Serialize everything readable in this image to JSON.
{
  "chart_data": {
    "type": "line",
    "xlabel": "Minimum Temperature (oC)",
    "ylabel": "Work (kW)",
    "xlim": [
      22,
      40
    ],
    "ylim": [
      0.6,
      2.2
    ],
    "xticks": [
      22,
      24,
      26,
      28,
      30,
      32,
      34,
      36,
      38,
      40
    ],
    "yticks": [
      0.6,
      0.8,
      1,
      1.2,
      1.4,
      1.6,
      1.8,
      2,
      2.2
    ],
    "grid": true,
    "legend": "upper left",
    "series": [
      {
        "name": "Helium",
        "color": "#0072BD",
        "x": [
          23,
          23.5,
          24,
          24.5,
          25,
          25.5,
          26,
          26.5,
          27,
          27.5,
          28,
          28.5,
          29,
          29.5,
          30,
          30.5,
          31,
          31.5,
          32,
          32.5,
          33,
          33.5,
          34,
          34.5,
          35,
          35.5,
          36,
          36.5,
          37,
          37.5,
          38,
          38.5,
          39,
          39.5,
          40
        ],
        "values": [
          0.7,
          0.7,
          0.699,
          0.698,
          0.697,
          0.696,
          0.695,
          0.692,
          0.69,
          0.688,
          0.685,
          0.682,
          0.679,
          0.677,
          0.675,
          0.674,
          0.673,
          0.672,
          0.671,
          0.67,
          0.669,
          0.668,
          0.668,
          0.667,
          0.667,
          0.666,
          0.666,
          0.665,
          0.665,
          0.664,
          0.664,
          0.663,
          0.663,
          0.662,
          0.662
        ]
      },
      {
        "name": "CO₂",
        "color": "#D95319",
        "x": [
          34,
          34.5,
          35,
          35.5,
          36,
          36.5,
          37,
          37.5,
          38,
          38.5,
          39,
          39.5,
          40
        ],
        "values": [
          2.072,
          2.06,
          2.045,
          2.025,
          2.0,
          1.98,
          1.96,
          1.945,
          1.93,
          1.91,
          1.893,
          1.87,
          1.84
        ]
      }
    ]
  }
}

+===+

__Exercise aim__.
All of the lines above need to be given again exactly.

__Correct response__.
Serialize everything readable in this image to JSON.
{
  "chart_data": {
    "type": "line",
    "xlabel": "Minimum Temperature (oC)",
    "ylabel": "Work (kW)",
    "xlim": [
      22,
      40
    ],
    "ylim": [
      0.6,
      2.2
    ],
    "xticks": [
      22,
      24,
      26,
      28,
      30,
      32,
      34,
      36,
      38,
      40
    ],
    "yticks": [
      0.6,
      0.8,
      1,
      1.2,
      1.4,
      1.6,
      1.8,
      2,
      2.2
    ],
    "grid": true,
    "legend": "upper left",
    "series": [
      {
        "name": "Helium",
        "color": "#0072BD",
        "x": [
          23,
          23.5,
          24,
          24.5,
          25,
          25.5,
          26,
          26.5,
          27,
          27.5,
          28,
          28.5,
          29,
          29.5,
          30,
          30.5,
          31,
          31.5,
          32,
          32.5,
          33,
          33.5,
          34,
          34.5,
          35,
          35.5,
          36,
          36.5,
          37,
          37.5,
          38,
          38.5,
          39,
          39.5,
          40
        ],
        "values": [
          0.7,
          0.7,
          0.699,
          0.698,
          0.697,
          0.696,
          0.695,
          0.692,
          0.69,
          0.688,
          0.685,
          0.682,
          0.679,
          0.677,
          0.675,
          0.674,
          0.673,
          0.672,
          0.671,
          0.67,
          0.669,
          0.668,
          0.668,
          0.667,
          0.667,
          0.666,
          0.666,
          0.665,
          0.665,
          0.664,
          0.664,
          0.663,
          0.663,
          0.662,
          0.662
        ]
      },
      {
        "name": "CO₂",
        "color": "#D95319",
        "x": [
          34,
          34.5,
          35,
          35.5,
          36,
          36.5,
          37,
          37.5,
          38,
          38.5,
          39,
          39.5,
          40
        ],
        "values": [
          2.072,
          2.06,
          2.045,
          2.025,
          2.0,
          1.98,
          1.96,
          1.945,
          1.93,
          1.91,
          1.893,
          1.87,
          1.84
        ]
      }
    ]
  }
}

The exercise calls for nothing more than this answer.